**Problem details**
Where a line contains the string "color", copy that line.
▼▼▼
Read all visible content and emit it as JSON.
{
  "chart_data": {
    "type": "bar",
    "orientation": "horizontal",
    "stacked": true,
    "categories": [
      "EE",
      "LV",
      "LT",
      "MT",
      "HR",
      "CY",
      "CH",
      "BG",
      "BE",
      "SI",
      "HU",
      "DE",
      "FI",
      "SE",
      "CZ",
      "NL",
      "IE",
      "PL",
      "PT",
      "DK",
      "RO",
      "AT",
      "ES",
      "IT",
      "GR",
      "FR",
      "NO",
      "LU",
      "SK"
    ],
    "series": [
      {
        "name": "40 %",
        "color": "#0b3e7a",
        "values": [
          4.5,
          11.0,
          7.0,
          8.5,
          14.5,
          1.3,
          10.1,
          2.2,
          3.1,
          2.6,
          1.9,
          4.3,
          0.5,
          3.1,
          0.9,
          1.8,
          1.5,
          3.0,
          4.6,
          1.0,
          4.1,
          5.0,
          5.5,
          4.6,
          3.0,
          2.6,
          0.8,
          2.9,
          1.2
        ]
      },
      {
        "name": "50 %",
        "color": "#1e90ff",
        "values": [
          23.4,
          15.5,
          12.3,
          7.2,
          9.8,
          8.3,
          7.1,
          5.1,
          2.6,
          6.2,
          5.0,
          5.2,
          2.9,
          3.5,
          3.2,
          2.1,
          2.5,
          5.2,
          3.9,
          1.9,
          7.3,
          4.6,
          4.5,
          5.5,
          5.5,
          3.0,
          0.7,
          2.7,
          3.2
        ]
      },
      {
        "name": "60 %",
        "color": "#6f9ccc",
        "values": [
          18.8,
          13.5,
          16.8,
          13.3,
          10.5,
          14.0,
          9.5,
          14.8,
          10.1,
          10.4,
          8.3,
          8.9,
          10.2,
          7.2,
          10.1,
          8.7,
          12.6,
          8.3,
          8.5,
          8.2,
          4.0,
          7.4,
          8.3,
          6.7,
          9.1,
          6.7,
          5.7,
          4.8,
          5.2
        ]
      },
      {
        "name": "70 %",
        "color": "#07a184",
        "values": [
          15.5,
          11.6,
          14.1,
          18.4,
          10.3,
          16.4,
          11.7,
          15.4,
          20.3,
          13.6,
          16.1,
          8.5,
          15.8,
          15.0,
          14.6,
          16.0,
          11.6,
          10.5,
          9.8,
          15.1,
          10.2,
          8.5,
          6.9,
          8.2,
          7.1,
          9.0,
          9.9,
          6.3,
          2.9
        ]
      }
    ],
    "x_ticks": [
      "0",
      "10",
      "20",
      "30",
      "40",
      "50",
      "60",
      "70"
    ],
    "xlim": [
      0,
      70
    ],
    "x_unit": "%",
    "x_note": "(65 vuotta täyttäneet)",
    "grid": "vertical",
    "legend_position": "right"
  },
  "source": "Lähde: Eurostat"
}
▲▲▲
**The answer**
        "color": "#0b3e7a",
        "color": "#1e90ff",
        "color": "#6f9ccc",
        "color": "#07a184",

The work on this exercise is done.